-------- Given records --------

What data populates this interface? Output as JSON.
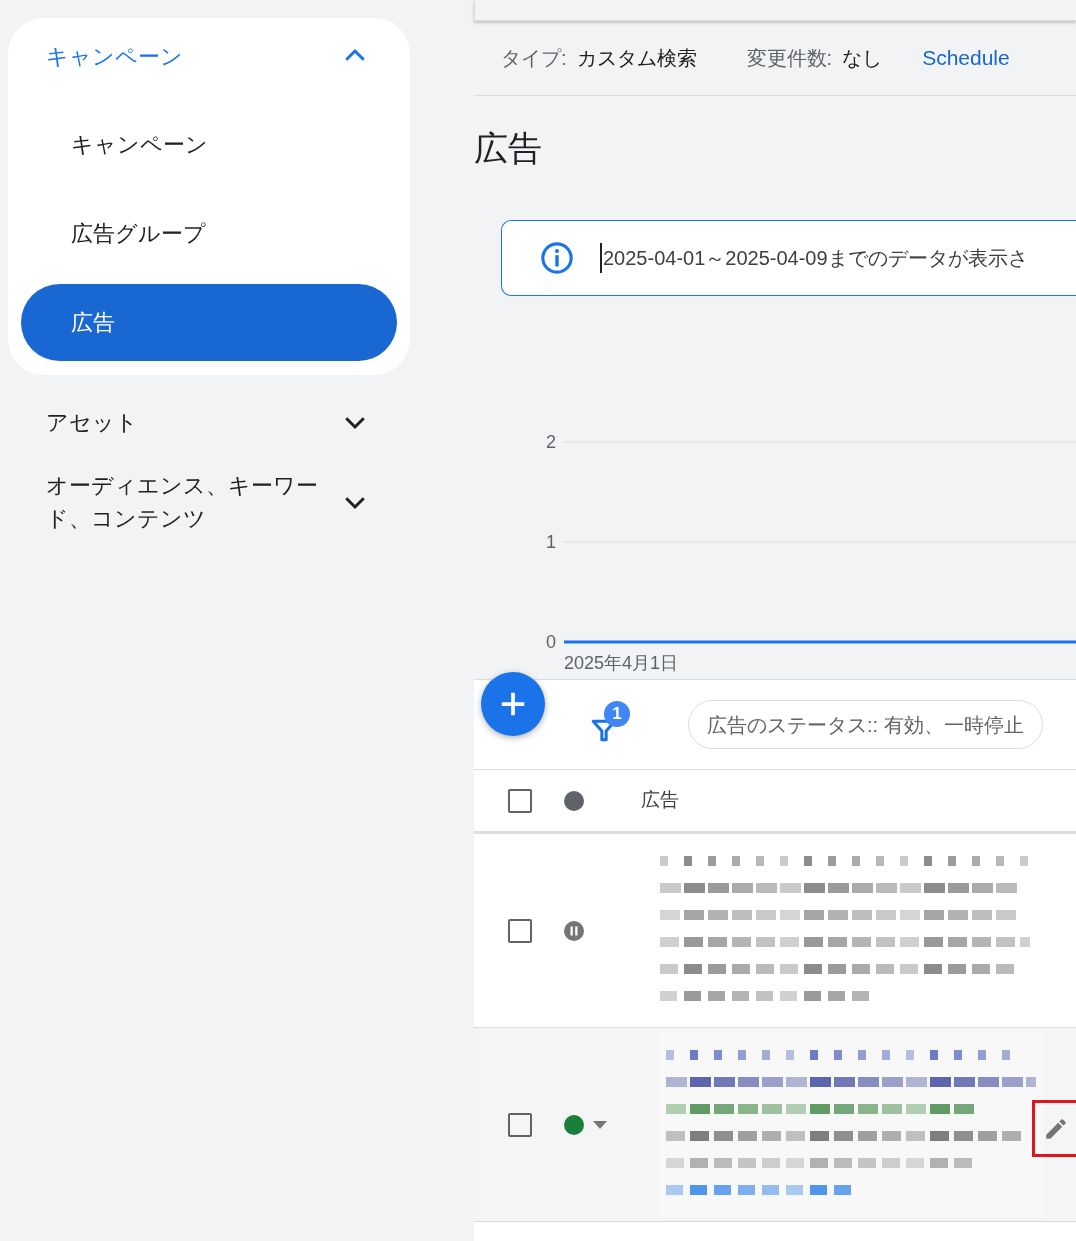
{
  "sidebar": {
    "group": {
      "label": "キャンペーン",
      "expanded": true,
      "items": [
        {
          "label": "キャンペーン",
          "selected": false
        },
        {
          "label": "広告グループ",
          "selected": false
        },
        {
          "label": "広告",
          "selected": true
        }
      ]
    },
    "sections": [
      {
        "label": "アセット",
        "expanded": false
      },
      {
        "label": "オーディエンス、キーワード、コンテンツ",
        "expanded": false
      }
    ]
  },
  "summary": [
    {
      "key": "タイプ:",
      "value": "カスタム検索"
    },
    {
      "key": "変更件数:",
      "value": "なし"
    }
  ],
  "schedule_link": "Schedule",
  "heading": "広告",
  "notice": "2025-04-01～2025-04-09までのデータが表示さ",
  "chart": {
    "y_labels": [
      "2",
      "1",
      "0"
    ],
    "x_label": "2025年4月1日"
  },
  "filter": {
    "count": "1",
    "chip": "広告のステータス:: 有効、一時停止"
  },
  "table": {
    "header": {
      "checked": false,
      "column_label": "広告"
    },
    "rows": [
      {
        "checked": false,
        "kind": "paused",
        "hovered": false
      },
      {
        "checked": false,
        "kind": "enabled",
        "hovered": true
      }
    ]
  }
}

--------
-------- Given records --------

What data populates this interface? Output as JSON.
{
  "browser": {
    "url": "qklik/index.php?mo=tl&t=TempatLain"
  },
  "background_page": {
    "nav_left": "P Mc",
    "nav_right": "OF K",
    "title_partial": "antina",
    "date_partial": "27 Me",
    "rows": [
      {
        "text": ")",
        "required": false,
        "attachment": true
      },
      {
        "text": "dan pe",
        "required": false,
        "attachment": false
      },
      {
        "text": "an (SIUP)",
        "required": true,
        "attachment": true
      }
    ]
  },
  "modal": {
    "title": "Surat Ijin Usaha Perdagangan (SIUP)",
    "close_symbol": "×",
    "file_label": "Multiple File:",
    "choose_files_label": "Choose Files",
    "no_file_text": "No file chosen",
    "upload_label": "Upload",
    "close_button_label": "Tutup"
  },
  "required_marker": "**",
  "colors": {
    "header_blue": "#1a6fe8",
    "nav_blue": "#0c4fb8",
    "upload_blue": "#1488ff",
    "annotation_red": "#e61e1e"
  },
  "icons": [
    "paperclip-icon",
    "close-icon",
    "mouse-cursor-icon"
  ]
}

--------

◆ **The exercise**: Check every line of the entries above for the word "SIUP" and report how many lines contain it, giving the number only.

◆ **Output for this task**: 2